Collected data entries:
— Start —

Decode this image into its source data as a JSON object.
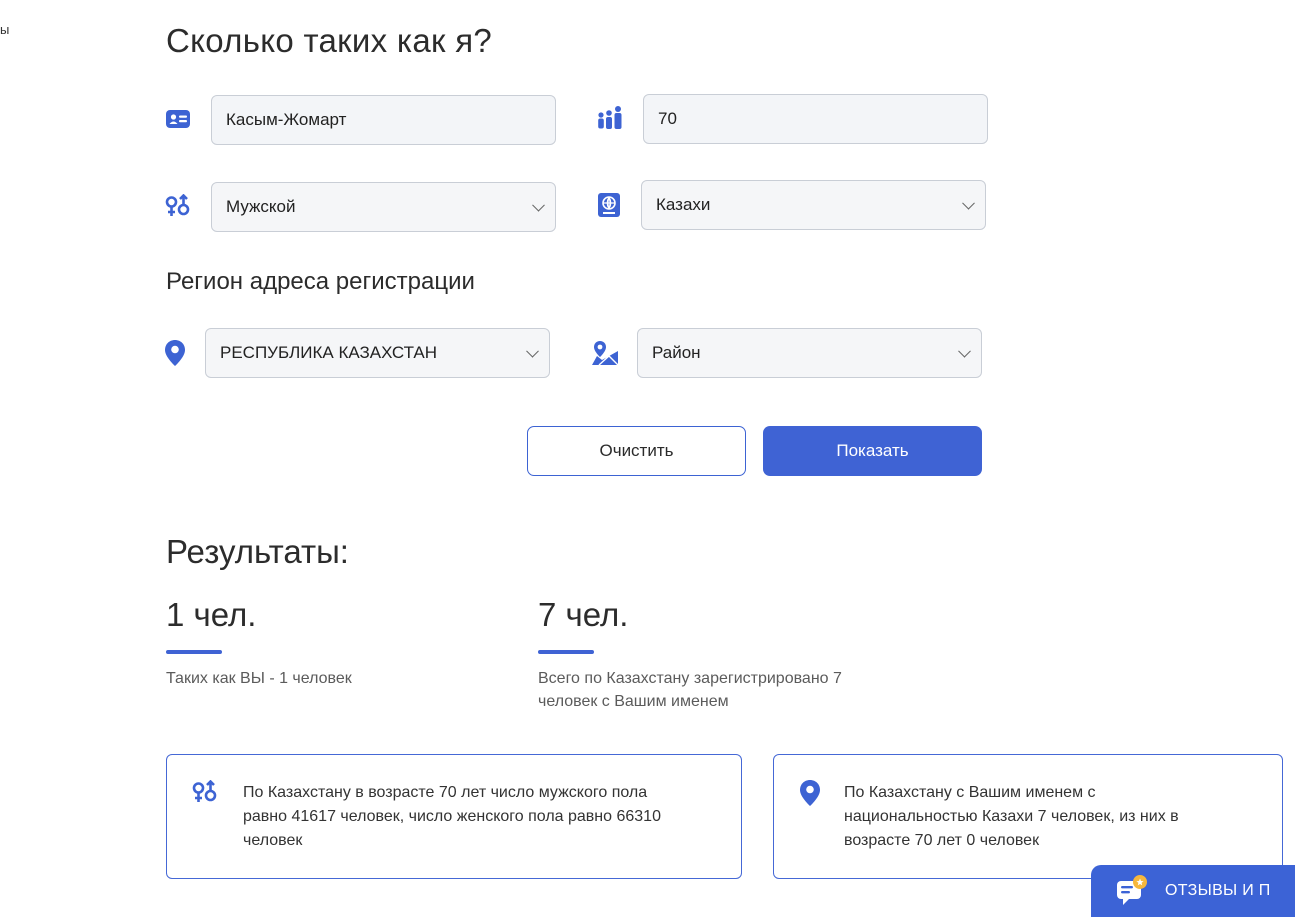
{
  "edge_label": "ы",
  "title": "Сколько таких как я?",
  "form": {
    "name_value": "Касым-Жомарт",
    "age_value": "70",
    "gender_value": "Мужской",
    "nationality_value": "Казахи",
    "region_section_title": "Регион адреса регистрации",
    "region_value": "РЕСПУБЛИКА КАЗАХСТАН",
    "district_value": "Район",
    "clear_label": "Очистить",
    "show_label": "Показать"
  },
  "results": {
    "title": "Результаты:",
    "same_count": "1 чел.",
    "same_note": "Таких как ВЫ - 1 человек",
    "name_count": "7 чел.",
    "name_note_line1": "Всего по Казахстану зарегистрировано 7",
    "name_note_line2": "человек с Вашим именем"
  },
  "cards": {
    "gender_line1": "По Казахстану в возрасте 70 лет число мужского пола",
    "gender_line2": "равно 41617 человек, число женского пола равно 66310",
    "gender_line3": "человек",
    "nation_line1": "По Казахстану с Вашим именем с",
    "nation_line2": "национальностью Казахи 7 человек, из них в",
    "nation_line3": "возрасте 70 лет 0 человек"
  },
  "feedback": {
    "label": "ОТЗЫВЫ И П"
  },
  "colors": {
    "accent": "#3f63d4",
    "field_bg": "#f3f5f8",
    "border": "#c9ced6"
  },
  "icons": {
    "name": "id-card-icon",
    "age": "people-icon",
    "gender": "gender-icon",
    "nationality": "passport-icon",
    "region": "map-pin-icon",
    "district": "map-icon",
    "feedback": "chat-icon"
  }
}
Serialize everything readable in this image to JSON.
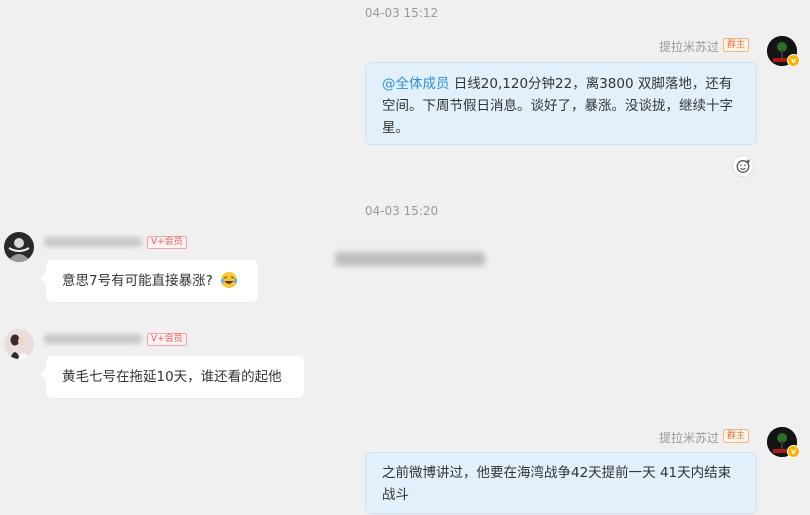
{
  "timestamps": [
    "04-03 15:12",
    "04-03 15:20"
  ],
  "messages": [
    {
      "sender": "提拉米苏过",
      "badge": "群主",
      "mention": "@全体成员",
      "text": " 日线20,120分钟22，离3800 双脚落地，还有空间。下周节假日消息。谈好了，暴涨。没谈拢，继续十字星。"
    },
    {
      "badge": "V+会员",
      "text": "意思7号有可能直接暴涨?",
      "emoji": "laughing-tears-emoji"
    },
    {
      "badge": "V+会员",
      "text": "黄毛七号在拖延10天，谁还看的起他"
    },
    {
      "sender": "提拉米苏过",
      "badge": "群主",
      "text": "之前微博讲过，他要在海湾战争42天提前一天 41天内结束战斗"
    }
  ],
  "icons": {
    "reaction": "add-reaction-icon",
    "verified": "verified-v-icon"
  },
  "colors": {
    "background": "#f0f0f0",
    "right_bubble": "#e1f0fb",
    "left_bubble": "#ffffff",
    "mention": "#2f8fd6",
    "owner_badge": "#e6742f",
    "vip_badge": "#f0575c"
  }
}
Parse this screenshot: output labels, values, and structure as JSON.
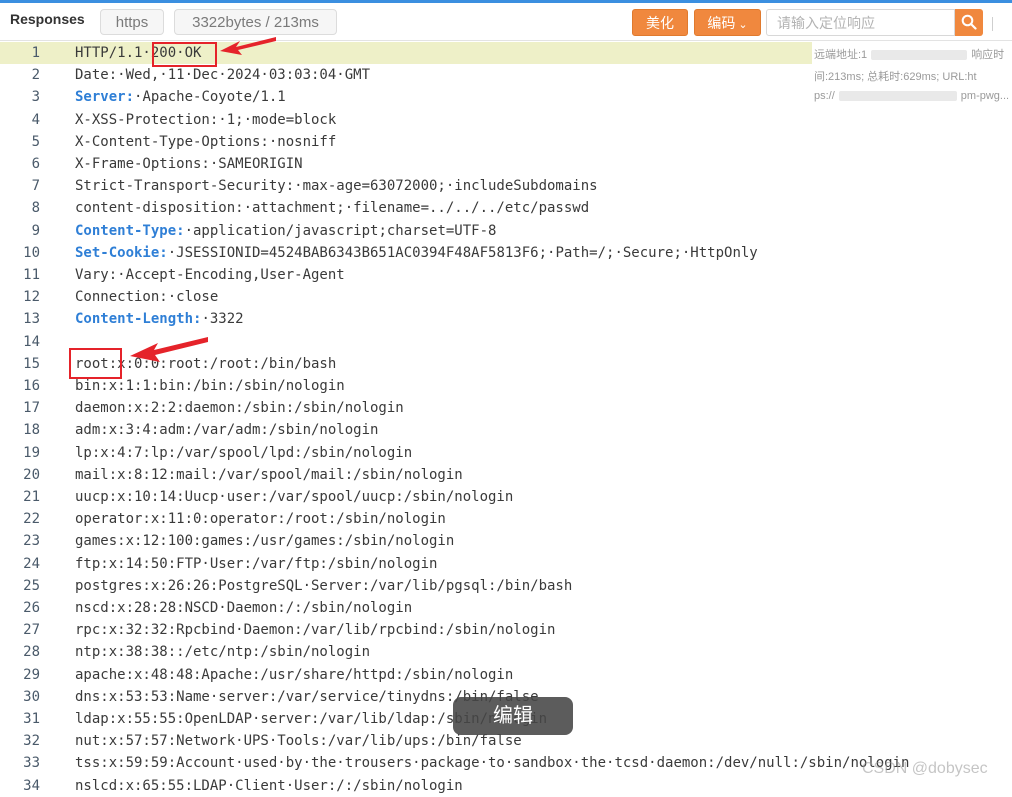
{
  "header": {
    "title": "Responses",
    "protocol": "https",
    "stats": "3322bytes / 213ms",
    "beautify_label": "美化",
    "encode_label": "编码",
    "search_placeholder": "请输入定位响应"
  },
  "side_info": {
    "line1_a": "远端地址:1",
    "line1_b": "响应时",
    "line2": "间:213ms; 总耗时:629ms; URL:ht",
    "line3_a": "ps://",
    "line3_b": "pm-pwg..."
  },
  "lines": [
    {
      "n": "1",
      "k": "",
      "v": "HTTP/1.1·200·OK"
    },
    {
      "n": "2",
      "k": "",
      "v": "Date:·Wed,·11·Dec·2024·03:03:04·GMT"
    },
    {
      "n": "3",
      "k": "Server:",
      "v": "·Apache-Coyote/1.1"
    },
    {
      "n": "4",
      "k": "",
      "v": "X-XSS-Protection:·1;·mode=block"
    },
    {
      "n": "5",
      "k": "",
      "v": "X-Content-Type-Options:·nosniff"
    },
    {
      "n": "6",
      "k": "",
      "v": "X-Frame-Options:·SAMEORIGIN"
    },
    {
      "n": "7",
      "k": "",
      "v": "Strict-Transport-Security:·max-age=63072000;·includeSubdomains"
    },
    {
      "n": "8",
      "k": "",
      "v": "content-disposition:·attachment;·filename=../../../etc/passwd"
    },
    {
      "n": "9",
      "k": "Content-Type:",
      "v": "·application/javascript;charset=UTF-8"
    },
    {
      "n": "10",
      "k": "Set-Cookie:",
      "v": "·JSESSIONID=4524BAB6343B651AC0394F48AF5813F6;·Path=/;·Secure;·HttpOnly"
    },
    {
      "n": "11",
      "k": "",
      "v": "Vary:·Accept-Encoding,User-Agent"
    },
    {
      "n": "12",
      "k": "",
      "v": "Connection:·close"
    },
    {
      "n": "13",
      "k": "Content-Length:",
      "v": "·3322"
    },
    {
      "n": "14",
      "k": "",
      "v": ""
    },
    {
      "n": "15",
      "k": "",
      "v": "root:x:0:0:root:/root:/bin/bash"
    },
    {
      "n": "16",
      "k": "",
      "v": "bin:x:1:1:bin:/bin:/sbin/nologin"
    },
    {
      "n": "17",
      "k": "",
      "v": "daemon:x:2:2:daemon:/sbin:/sbin/nologin"
    },
    {
      "n": "18",
      "k": "",
      "v": "adm:x:3:4:adm:/var/adm:/sbin/nologin"
    },
    {
      "n": "19",
      "k": "",
      "v": "lp:x:4:7:lp:/var/spool/lpd:/sbin/nologin"
    },
    {
      "n": "20",
      "k": "",
      "v": "mail:x:8:12:mail:/var/spool/mail:/sbin/nologin"
    },
    {
      "n": "21",
      "k": "",
      "v": "uucp:x:10:14:Uucp·user:/var/spool/uucp:/sbin/nologin"
    },
    {
      "n": "22",
      "k": "",
      "v": "operator:x:11:0:operator:/root:/sbin/nologin"
    },
    {
      "n": "23",
      "k": "",
      "v": "games:x:12:100:games:/usr/games:/sbin/nologin"
    },
    {
      "n": "24",
      "k": "",
      "v": "ftp:x:14:50:FTP·User:/var/ftp:/sbin/nologin"
    },
    {
      "n": "25",
      "k": "",
      "v": "postgres:x:26:26:PostgreSQL·Server:/var/lib/pgsql:/bin/bash"
    },
    {
      "n": "26",
      "k": "",
      "v": "nscd:x:28:28:NSCD·Daemon:/:/sbin/nologin"
    },
    {
      "n": "27",
      "k": "",
      "v": "rpc:x:32:32:Rpcbind·Daemon:/var/lib/rpcbind:/sbin/nologin"
    },
    {
      "n": "28",
      "k": "",
      "v": "ntp:x:38:38::/etc/ntp:/sbin/nologin"
    },
    {
      "n": "29",
      "k": "",
      "v": "apache:x:48:48:Apache:/usr/share/httpd:/sbin/nologin"
    },
    {
      "n": "30",
      "k": "",
      "v": "dns:x:53:53:Name·server:/var/service/tinydns:/bin/false"
    },
    {
      "n": "31",
      "k": "",
      "v": "ldap:x:55:55:OpenLDAP·server:/var/lib/ldap:/sbin/nologin"
    },
    {
      "n": "32",
      "k": "",
      "v": "nut:x:57:57:Network·UPS·Tools:/var/lib/ups:/bin/false"
    },
    {
      "n": "33",
      "k": "",
      "v": "tss:x:59:59:Account·used·by·the·trousers·package·to·sandbox·the·tcsd·daemon:/dev/null:/sbin/nologin"
    },
    {
      "n": "34",
      "k": "",
      "v": "nslcd:x:65:55:LDAP·Client·User:/:/sbin/nologin"
    }
  ],
  "edit_tooltip": "编辑",
  "watermark": "CSDN @dobysec",
  "icons": {
    "search": "search-icon",
    "arrow": "red-arrow-annotation"
  },
  "colors": {
    "accent_orange": "#f0883e",
    "header_key_blue": "#2f7fd6",
    "highlight_line": "#eef0c8",
    "annotation_red": "#e5232a"
  }
}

— End —

** Problem requirements **
Reproduce every entry word for word, but skip any pictures.

** Result of this exercise **
Decode this image into its source data as a JSON object.
{
  "edge_label": "ы",
  "title": "Сколько таких как я?",
  "form": {
    "name_value": "Касым-Жомарт",
    "age_value": "70",
    "gender_value": "Мужской",
    "nationality_value": "Казахи",
    "region_section_title": "Регион адреса регистрации",
    "region_value": "РЕСПУБЛИКА КАЗАХСТАН",
    "district_value": "Район",
    "clear_label": "Очистить",
    "show_label": "Показать"
  },
  "results": {
    "title": "Результаты:",
    "same_count": "1 чел.",
    "same_note": "Таких как ВЫ - 1 человек",
    "name_count": "7 чел.",
    "name_note_line1": "Всего по Казахстану зарегистрировано 7",
    "name_note_line2": "человек с Вашим именем"
  },
  "cards": {
    "gender_line1": "По Казахстану в возрасте 70 лет число мужского пола",
    "gender_line2": "равно 41617 человек, число женского пола равно 66310",
    "gender_line3": "человек",
    "nation_line1": "По Казахстану с Вашим именем с",
    "nation_line2": "национальностью Казахи 7 человек, из них в",
    "nation_line3": "возрасте 70 лет 0 человек"
  },
  "feedback": {
    "label": "ОТЗЫВЫ И П"
  },
  "colors": {
    "accent": "#3f63d4",
    "field_bg": "#f3f5f8",
    "border": "#c9ced6"
  },
  "icons": {
    "name": "id-card-icon",
    "age": "people-icon",
    "gender": "gender-icon",
    "nationality": "passport-icon",
    "region": "map-pin-icon",
    "district": "map-icon",
    "feedback": "chat-icon"
  }
}
Serialize everything readable in this image to JSON.
{
  "timestamps": [
    "04-03 15:12",
    "04-03 15:20"
  ],
  "messages": [
    {
      "sender": "提拉米苏过",
      "badge": "群主",
      "mention": "@全体成员",
      "text": " 日线20,120分钟22，离3800 双脚落地，还有空间。下周节假日消息。谈好了，暴涨。没谈拢，继续十字星。"
    },
    {
      "badge": "V+会员",
      "text": "意思7号有可能直接暴涨?",
      "emoji": "laughing-tears-emoji"
    },
    {
      "badge": "V+会员",
      "text": "黄毛七号在拖延10天，谁还看的起他"
    },
    {
      "sender": "提拉米苏过",
      "badge": "群主",
      "text": "之前微博讲过，他要在海湾战争42天提前一天 41天内结束战斗"
    }
  ],
  "icons": {
    "reaction": "add-reaction-icon",
    "verified": "verified-v-icon"
  },
  "colors": {
    "background": "#f0f0f0",
    "right_bubble": "#e1f0fb",
    "left_bubble": "#ffffff",
    "mention": "#2f8fd6",
    "owner_badge": "#e6742f",
    "vip_badge": "#f0575c"
  }
}
Parse this screenshot: output labels, values, and structure as JSON.
{
  "header": {
    "title": "Responses",
    "protocol": "https",
    "stats": "3322bytes / 213ms",
    "beautify_label": "美化",
    "encode_label": "编码",
    "search_placeholder": "请输入定位响应"
  },
  "side_info": {
    "line1_a": "远端地址:1",
    "line1_b": "响应时",
    "line2": "间:213ms; 总耗时:629ms; URL:ht",
    "line3_a": "ps://",
    "line3_b": "pm-pwg..."
  },
  "lines": [
    {
      "n": "1",
      "k": "",
      "v": "HTTP/1.1·200·OK"
    },
    {
      "n": "2",
      "k": "",
      "v": "Date:·Wed,·11·Dec·2024·03:03:04·GMT"
    },
    {
      "n": "3",
      "k": "Server:",
      "v": "·Apache-Coyote/1.1"
    },
    {
      "n": "4",
      "k": "",
      "v": "X-XSS-Protection:·1;·mode=block"
    },
    {
      "n": "5",
      "k": "",
      "v": "X-Content-Type-Options:·nosniff"
    },
    {
      "n": "6",
      "k": "",
      "v": "X-Frame-Options:·SAMEORIGIN"
    },
    {
      "n": "7",
      "k": "",
      "v": "Strict-Transport-Security:·max-age=63072000;·includeSubdomains"
    },
    {
      "n": "8",
      "k": "",
      "v": "content-disposition:·attachment;·filename=../../../etc/passwd"
    },
    {
      "n": "9",
      "k": "Content-Type:",
      "v": "·application/javascript;charset=UTF-8"
    },
    {
      "n": "10",
      "k": "Set-Cookie:",
      "v": "·JSESSIONID=4524BAB6343B651AC0394F48AF5813F6;·Path=/;·Secure;·HttpOnly"
    },
    {
      "n": "11",
      "k": "",
      "v": "Vary:·Accept-Encoding,User-Agent"
    },
    {
      "n": "12",
      "k": "",
      "v": "Connection:·close"
    },
    {
      "n": "13",
      "k": "Content-Length:",
      "v": "·3322"
    },
    {
      "n": "14",
      "k": "",
      "v": ""
    },
    {
      "n": "15",
      "k": "",
      "v": "root:x:0:0:root:/root:/bin/bash"
    },
    {
      "n": "16",
      "k": "",
      "v": "bin:x:1:1:bin:/bin:/sbin/nologin"
    },
    {
      "n": "17",
      "k": "",
      "v": "daemon:x:2:2:daemon:/sbin:/sbin/nologin"
    },
    {
      "n": "18",
      "k": "",
      "v": "adm:x:3:4:adm:/var/adm:/sbin/nologin"
    },
    {
      "n": "19",
      "k": "",
      "v": "lp:x:4:7:lp:/var/spool/lpd:/sbin/nologin"
    },
    {
      "n": "20",
      "k": "",
      "v": "mail:x:8:12:mail:/var/spool/mail:/sbin/nologin"
    },
    {
      "n": "21",
      "k": "",
      "v": "uucp:x:10:14:Uucp·user:/var/spool/uucp:/sbin/nologin"
    },
    {
      "n": "22",
      "k": "",
      "v": "operator:x:11:0:operator:/root:/sbin/nologin"
    },
    {
      "n": "23",
      "k": "",
      "v": "games:x:12:100:games:/usr/games:/sbin/nologin"
    },
    {
      "n": "24",
      "k": "",
      "v": "ftp:x:14:50:FTP·User:/var/ftp:/sbin/nologin"
    },
    {
      "n": "25",
      "k": "",
      "v": "postgres:x:26:26:PostgreSQL·Server:/var/lib/pgsql:/bin/bash"
    },
    {
      "n": "26",
      "k": "",
      "v": "nscd:x:28:28:NSCD·Daemon:/:/sbin/nologin"
    },
    {
      "n": "27",
      "k": "",
      "v": "rpc:x:32:32:Rpcbind·Daemon:/var/lib/rpcbind:/sbin/nologin"
    },
    {
      "n": "28",
      "k": "",
      "v": "ntp:x:38:38::/etc/ntp:/sbin/nologin"
    },
    {
      "n": "29",
      "k": "",
      "v": "apache:x:48:48:Apache:/usr/share/httpd:/sbin/nologin"
    },
    {
      "n": "30",
      "k": "",
      "v": "dns:x:53:53:Name·server:/var/service/tinydns:/bin/false"
    },
    {
      "n": "31",
      "k": "",
      "v": "ldap:x:55:55:OpenLDAP·server:/var/lib/ldap:/sbin/nologin"
    },
    {
      "n": "32",
      "k": "",
      "v": "nut:x:57:57:Network·UPS·Tools:/var/lib/ups:/bin/false"
    },
    {
      "n": "33",
      "k": "",
      "v": "tss:x:59:59:Account·used·by·the·trousers·package·to·sandbox·the·tcsd·daemon:/dev/null:/sbin/nologin"
    },
    {
      "n": "34",
      "k": "",
      "v": "nslcd:x:65:55:LDAP·Client·User:/:/sbin/nologin"
    }
  ],
  "edit_tooltip": "编辑",
  "watermark": "CSDN @dobysec",
  "icons": {
    "search": "search-icon",
    "arrow": "red-arrow-annotation"
  },
  "colors": {
    "accent_orange": "#f0883e",
    "header_key_blue": "#2f7fd6",
    "highlight_line": "#eef0c8",
    "annotation_red": "#e5232a"
  }
}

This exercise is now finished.